(Data tied to figure images)
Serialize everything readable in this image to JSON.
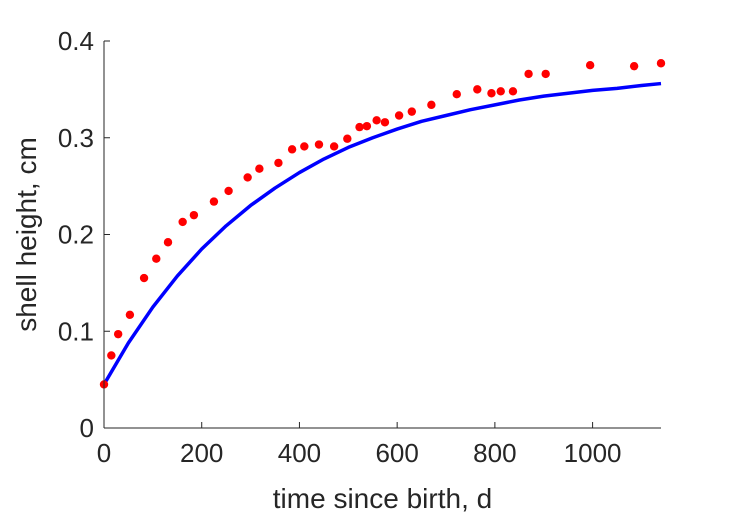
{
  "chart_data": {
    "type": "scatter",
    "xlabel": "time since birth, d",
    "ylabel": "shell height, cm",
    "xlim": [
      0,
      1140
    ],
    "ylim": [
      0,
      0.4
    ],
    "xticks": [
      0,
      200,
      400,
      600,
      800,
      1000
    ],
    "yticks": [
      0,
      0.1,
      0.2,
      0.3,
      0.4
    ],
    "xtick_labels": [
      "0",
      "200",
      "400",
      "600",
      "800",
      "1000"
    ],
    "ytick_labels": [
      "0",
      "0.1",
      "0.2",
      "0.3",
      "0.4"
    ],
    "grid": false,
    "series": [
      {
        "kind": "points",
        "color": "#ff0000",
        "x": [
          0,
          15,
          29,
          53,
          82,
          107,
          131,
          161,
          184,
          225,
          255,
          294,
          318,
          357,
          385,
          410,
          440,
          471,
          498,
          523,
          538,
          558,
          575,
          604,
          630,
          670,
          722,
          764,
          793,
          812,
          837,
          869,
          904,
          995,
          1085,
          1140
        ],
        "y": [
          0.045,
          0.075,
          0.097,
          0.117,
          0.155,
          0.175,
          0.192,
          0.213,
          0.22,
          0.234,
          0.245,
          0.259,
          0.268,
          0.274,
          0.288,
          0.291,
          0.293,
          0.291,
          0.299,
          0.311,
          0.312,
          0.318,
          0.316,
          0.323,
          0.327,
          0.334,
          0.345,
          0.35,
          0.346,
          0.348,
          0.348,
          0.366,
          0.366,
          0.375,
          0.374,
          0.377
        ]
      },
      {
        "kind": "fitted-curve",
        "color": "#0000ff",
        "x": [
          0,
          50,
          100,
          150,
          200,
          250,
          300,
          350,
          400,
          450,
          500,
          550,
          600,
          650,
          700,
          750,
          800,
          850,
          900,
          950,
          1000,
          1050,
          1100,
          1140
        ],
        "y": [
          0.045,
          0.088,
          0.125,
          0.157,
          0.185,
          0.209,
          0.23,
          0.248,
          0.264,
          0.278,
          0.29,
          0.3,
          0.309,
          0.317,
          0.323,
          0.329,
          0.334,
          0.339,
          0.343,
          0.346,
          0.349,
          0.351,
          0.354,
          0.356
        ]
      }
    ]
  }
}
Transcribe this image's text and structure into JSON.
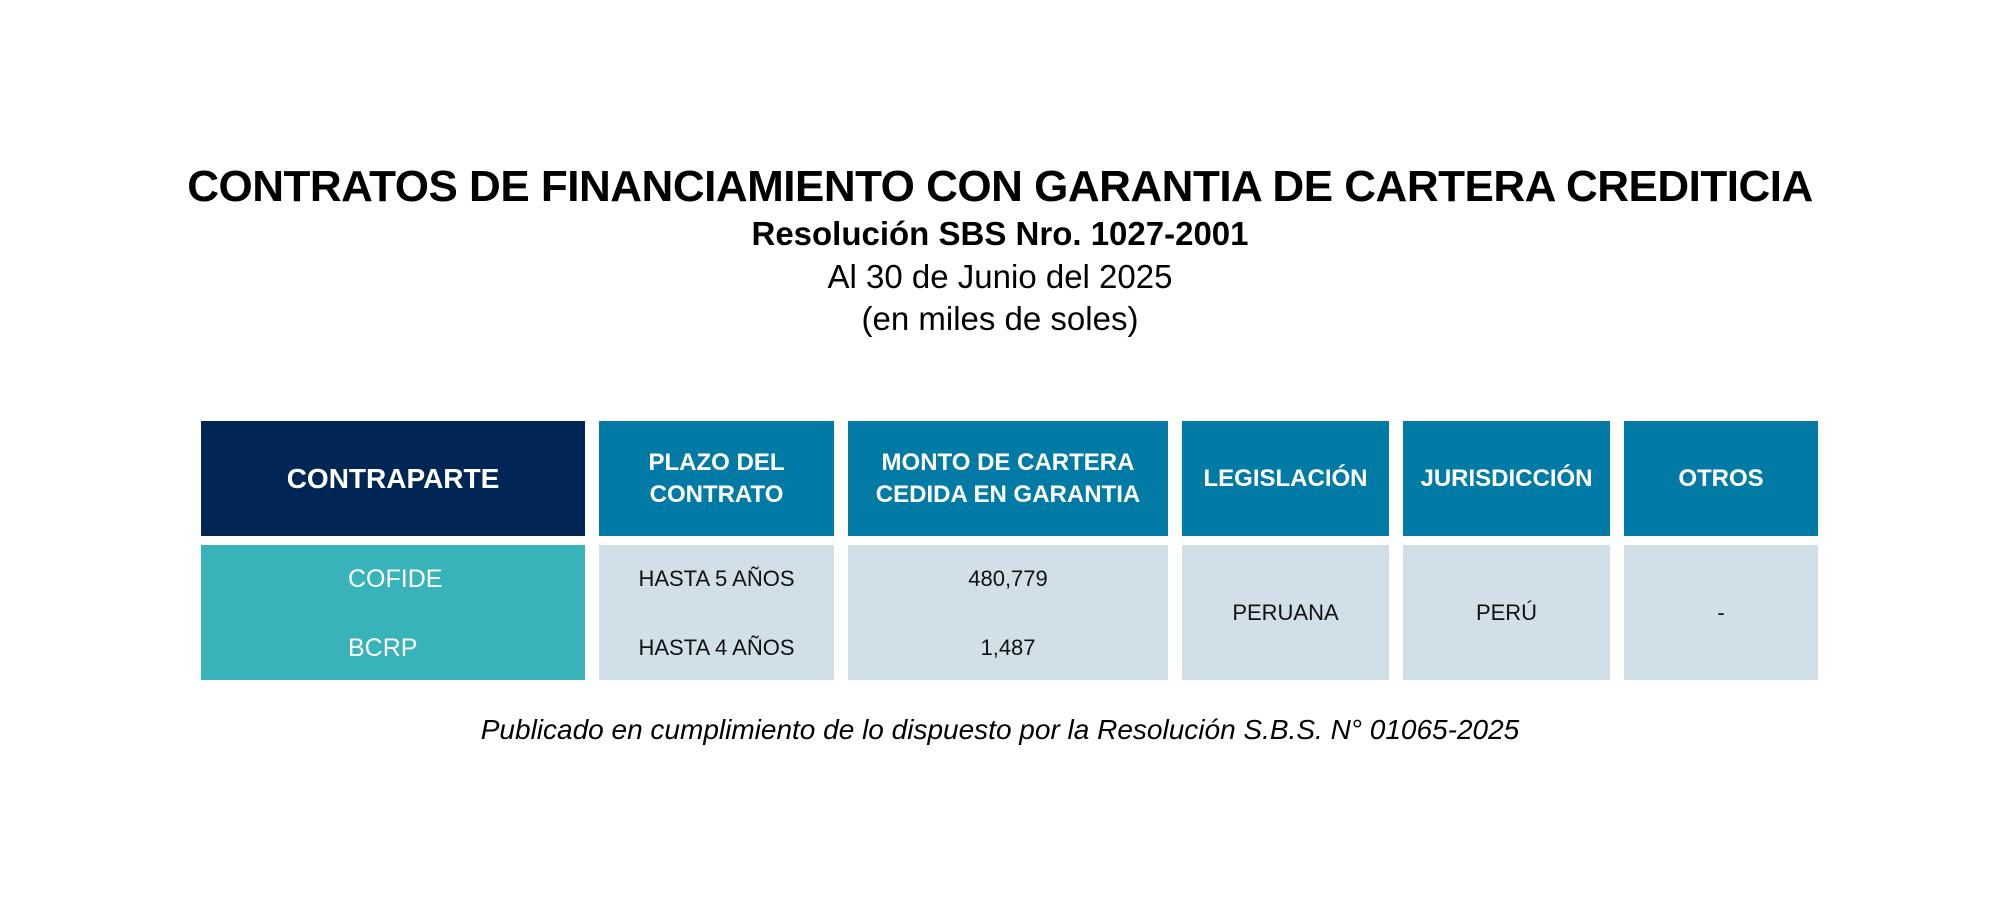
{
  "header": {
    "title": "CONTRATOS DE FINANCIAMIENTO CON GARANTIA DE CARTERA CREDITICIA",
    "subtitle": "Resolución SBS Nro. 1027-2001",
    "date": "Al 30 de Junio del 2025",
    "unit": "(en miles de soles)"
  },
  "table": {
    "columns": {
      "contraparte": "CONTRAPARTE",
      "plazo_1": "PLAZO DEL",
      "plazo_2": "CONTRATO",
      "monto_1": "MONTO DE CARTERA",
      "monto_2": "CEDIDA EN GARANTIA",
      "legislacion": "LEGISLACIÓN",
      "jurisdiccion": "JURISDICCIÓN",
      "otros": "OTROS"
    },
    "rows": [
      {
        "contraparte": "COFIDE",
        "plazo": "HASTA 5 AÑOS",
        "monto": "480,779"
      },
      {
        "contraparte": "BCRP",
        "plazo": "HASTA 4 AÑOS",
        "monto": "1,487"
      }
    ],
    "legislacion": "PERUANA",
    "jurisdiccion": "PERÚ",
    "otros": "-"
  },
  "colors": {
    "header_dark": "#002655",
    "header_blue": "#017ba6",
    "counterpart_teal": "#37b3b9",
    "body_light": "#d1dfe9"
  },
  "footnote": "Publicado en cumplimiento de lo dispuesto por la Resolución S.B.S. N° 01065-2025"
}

TASK DIRECTIONS
Transcribe every entry word for word, but skip the pictures.

FULL RESPONSE
Serialize everything readable in this image to JSON.
{
  "chart_data": {
    "type": "scatter",
    "xlabel": "time since birth, d",
    "ylabel": "shell height, cm",
    "xlim": [
      0,
      1140
    ],
    "ylim": [
      0,
      0.4
    ],
    "xticks": [
      0,
      200,
      400,
      600,
      800,
      1000
    ],
    "yticks": [
      0,
      0.1,
      0.2,
      0.3,
      0.4
    ],
    "xtick_labels": [
      "0",
      "200",
      "400",
      "600",
      "800",
      "1000"
    ],
    "ytick_labels": [
      "0",
      "0.1",
      "0.2",
      "0.3",
      "0.4"
    ],
    "grid": false,
    "series": [
      {
        "kind": "points",
        "color": "#ff0000",
        "x": [
          0,
          15,
          29,
          53,
          82,
          107,
          131,
          161,
          184,
          225,
          255,
          294,
          318,
          357,
          385,
          410,
          440,
          471,
          498,
          523,
          538,
          558,
          575,
          604,
          630,
          670,
          722,
          764,
          793,
          812,
          837,
          869,
          904,
          995,
          1085,
          1140
        ],
        "y": [
          0.045,
          0.075,
          0.097,
          0.117,
          0.155,
          0.175,
          0.192,
          0.213,
          0.22,
          0.234,
          0.245,
          0.259,
          0.268,
          0.274,
          0.288,
          0.291,
          0.293,
          0.291,
          0.299,
          0.311,
          0.312,
          0.318,
          0.316,
          0.323,
          0.327,
          0.334,
          0.345,
          0.35,
          0.346,
          0.348,
          0.348,
          0.366,
          0.366,
          0.375,
          0.374,
          0.377
        ]
      },
      {
        "kind": "fitted-curve",
        "color": "#0000ff",
        "x": [
          0,
          50,
          100,
          150,
          200,
          250,
          300,
          350,
          400,
          450,
          500,
          550,
          600,
          650,
          700,
          750,
          800,
          850,
          900,
          950,
          1000,
          1050,
          1100,
          1140
        ],
        "y": [
          0.045,
          0.088,
          0.125,
          0.157,
          0.185,
          0.209,
          0.23,
          0.248,
          0.264,
          0.278,
          0.29,
          0.3,
          0.309,
          0.317,
          0.323,
          0.329,
          0.334,
          0.339,
          0.343,
          0.346,
          0.349,
          0.351,
          0.354,
          0.356
        ]
      }
    ]
  }
}
Transcribe this image's text and structure into JSON.
{
  "header": {
    "title": "CONTRATOS DE FINANCIAMIENTO CON GARANTIA DE CARTERA CREDITICIA",
    "subtitle": "Resolución SBS Nro. 1027-2001",
    "date": "Al 30 de Junio del 2025",
    "unit": "(en miles de soles)"
  },
  "table": {
    "columns": {
      "contraparte": "CONTRAPARTE",
      "plazo_1": "PLAZO DEL",
      "plazo_2": "CONTRATO",
      "monto_1": "MONTO DE CARTERA",
      "monto_2": "CEDIDA EN GARANTIA",
      "legislacion": "LEGISLACIÓN",
      "jurisdiccion": "JURISDICCIÓN",
      "otros": "OTROS"
    },
    "rows": [
      {
        "contraparte": "COFIDE",
        "plazo": "HASTA 5 AÑOS",
        "monto": "480,779"
      },
      {
        "contraparte": "BCRP",
        "plazo": "HASTA 4 AÑOS",
        "monto": "1,487"
      }
    ],
    "legislacion": "PERUANA",
    "jurisdiccion": "PERÚ",
    "otros": "-"
  },
  "colors": {
    "header_dark": "#002655",
    "header_blue": "#017ba6",
    "counterpart_teal": "#37b3b9",
    "body_light": "#d1dfe9"
  },
  "footnote": "Publicado en cumplimiento de lo dispuesto por la Resolución S.B.S. N° 01065-2025"
}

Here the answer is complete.